* [Aim of the exercise] Can you find the lines of the listing that include "book" and copy every one?

* [Entries]
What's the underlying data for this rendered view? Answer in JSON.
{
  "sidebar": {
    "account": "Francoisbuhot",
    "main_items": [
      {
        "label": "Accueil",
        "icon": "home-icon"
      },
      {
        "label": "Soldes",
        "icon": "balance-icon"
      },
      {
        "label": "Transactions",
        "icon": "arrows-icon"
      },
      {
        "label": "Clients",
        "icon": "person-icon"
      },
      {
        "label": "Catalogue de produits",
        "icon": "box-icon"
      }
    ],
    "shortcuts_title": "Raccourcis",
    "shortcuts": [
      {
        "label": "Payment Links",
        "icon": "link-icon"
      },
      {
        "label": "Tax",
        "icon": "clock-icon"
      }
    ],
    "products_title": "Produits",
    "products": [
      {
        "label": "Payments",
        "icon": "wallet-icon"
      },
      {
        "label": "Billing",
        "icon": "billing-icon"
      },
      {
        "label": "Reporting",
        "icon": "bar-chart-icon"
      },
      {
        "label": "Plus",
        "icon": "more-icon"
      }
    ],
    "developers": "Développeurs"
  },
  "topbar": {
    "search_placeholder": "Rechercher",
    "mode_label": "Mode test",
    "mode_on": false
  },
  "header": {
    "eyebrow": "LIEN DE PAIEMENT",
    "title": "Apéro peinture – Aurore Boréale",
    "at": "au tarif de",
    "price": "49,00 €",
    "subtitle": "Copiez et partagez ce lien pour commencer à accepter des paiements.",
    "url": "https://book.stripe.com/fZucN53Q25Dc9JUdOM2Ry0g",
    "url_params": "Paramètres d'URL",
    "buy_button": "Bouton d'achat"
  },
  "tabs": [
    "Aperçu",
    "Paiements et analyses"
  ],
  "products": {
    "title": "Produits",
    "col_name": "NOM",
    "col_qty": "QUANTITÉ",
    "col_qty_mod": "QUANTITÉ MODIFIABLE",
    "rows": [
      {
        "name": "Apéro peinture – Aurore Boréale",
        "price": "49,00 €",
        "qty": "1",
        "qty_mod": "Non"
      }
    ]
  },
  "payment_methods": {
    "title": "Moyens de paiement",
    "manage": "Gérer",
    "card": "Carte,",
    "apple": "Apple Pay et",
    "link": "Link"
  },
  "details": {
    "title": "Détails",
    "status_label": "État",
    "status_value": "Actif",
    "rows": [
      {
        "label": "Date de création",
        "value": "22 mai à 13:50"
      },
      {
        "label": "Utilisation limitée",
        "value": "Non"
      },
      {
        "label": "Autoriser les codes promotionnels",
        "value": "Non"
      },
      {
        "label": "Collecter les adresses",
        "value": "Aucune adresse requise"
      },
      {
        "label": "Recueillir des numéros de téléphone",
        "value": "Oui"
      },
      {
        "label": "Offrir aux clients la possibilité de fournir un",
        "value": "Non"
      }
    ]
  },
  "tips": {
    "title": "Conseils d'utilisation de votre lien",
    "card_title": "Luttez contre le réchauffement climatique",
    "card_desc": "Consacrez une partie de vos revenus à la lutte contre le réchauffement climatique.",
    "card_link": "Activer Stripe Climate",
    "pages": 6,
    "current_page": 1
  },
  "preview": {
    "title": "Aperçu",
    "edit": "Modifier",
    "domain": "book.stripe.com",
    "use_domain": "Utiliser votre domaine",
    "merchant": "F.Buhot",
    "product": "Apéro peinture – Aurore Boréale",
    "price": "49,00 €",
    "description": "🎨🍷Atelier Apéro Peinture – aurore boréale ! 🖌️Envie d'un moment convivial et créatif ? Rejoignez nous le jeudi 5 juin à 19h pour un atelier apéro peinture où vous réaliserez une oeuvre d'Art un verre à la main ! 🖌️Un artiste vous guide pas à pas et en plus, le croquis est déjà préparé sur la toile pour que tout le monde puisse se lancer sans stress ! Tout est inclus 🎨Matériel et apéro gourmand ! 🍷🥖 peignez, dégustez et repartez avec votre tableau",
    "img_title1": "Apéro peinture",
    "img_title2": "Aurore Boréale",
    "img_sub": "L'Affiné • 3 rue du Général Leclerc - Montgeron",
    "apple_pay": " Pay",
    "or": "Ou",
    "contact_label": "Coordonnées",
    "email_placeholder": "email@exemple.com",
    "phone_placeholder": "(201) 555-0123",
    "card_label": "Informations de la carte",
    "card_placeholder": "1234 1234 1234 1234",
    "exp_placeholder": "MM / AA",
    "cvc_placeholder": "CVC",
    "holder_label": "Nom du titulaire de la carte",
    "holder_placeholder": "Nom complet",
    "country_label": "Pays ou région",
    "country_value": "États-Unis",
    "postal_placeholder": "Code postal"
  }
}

* [The reply]
    "url": "https://book.stripe.com/fZucN53Q25Dc9JUdOM2Ry0g",
    "domain": "book.stripe.com",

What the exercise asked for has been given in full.